### Extracted material
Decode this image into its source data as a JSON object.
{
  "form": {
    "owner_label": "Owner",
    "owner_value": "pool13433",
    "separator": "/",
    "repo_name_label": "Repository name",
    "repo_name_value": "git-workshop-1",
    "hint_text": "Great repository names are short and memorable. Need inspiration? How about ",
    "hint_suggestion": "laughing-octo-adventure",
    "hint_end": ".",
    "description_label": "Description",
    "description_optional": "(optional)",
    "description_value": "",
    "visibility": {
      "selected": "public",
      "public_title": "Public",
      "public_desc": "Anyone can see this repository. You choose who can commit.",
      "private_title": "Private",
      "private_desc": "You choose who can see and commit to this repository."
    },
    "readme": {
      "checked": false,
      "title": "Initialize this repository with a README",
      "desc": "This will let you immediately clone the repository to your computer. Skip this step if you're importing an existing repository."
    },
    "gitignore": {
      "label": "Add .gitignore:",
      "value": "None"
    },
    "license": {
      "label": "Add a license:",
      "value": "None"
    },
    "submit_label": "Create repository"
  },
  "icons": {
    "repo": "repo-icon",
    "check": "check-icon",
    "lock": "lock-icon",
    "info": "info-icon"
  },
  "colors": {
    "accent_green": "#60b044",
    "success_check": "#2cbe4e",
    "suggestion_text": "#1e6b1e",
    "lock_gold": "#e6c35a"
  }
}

...

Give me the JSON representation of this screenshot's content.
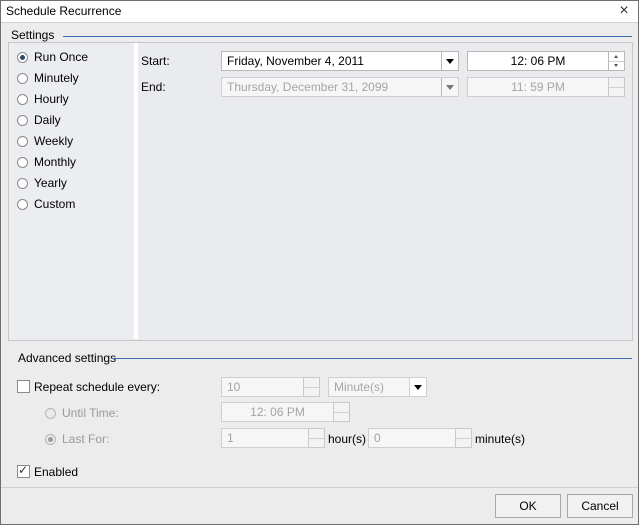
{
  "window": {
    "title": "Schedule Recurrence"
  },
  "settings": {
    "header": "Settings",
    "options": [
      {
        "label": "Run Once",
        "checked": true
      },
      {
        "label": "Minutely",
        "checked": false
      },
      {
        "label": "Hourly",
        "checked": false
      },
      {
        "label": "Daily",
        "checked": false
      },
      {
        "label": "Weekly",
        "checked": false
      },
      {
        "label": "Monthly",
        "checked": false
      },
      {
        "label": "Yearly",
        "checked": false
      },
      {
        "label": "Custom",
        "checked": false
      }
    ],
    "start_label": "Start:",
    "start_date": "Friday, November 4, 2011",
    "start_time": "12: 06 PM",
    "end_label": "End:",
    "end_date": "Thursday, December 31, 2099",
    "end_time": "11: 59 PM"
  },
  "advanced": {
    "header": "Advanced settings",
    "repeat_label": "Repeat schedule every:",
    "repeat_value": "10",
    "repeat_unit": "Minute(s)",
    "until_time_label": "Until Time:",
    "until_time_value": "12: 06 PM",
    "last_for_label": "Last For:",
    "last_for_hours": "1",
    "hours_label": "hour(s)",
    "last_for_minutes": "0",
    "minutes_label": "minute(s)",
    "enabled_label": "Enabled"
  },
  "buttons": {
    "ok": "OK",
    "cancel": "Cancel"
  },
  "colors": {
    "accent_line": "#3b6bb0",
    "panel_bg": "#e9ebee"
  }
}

### What to do
Work out the number of lines in this listing that include the word "choose". Reply with that number only.

### Solution for this task
2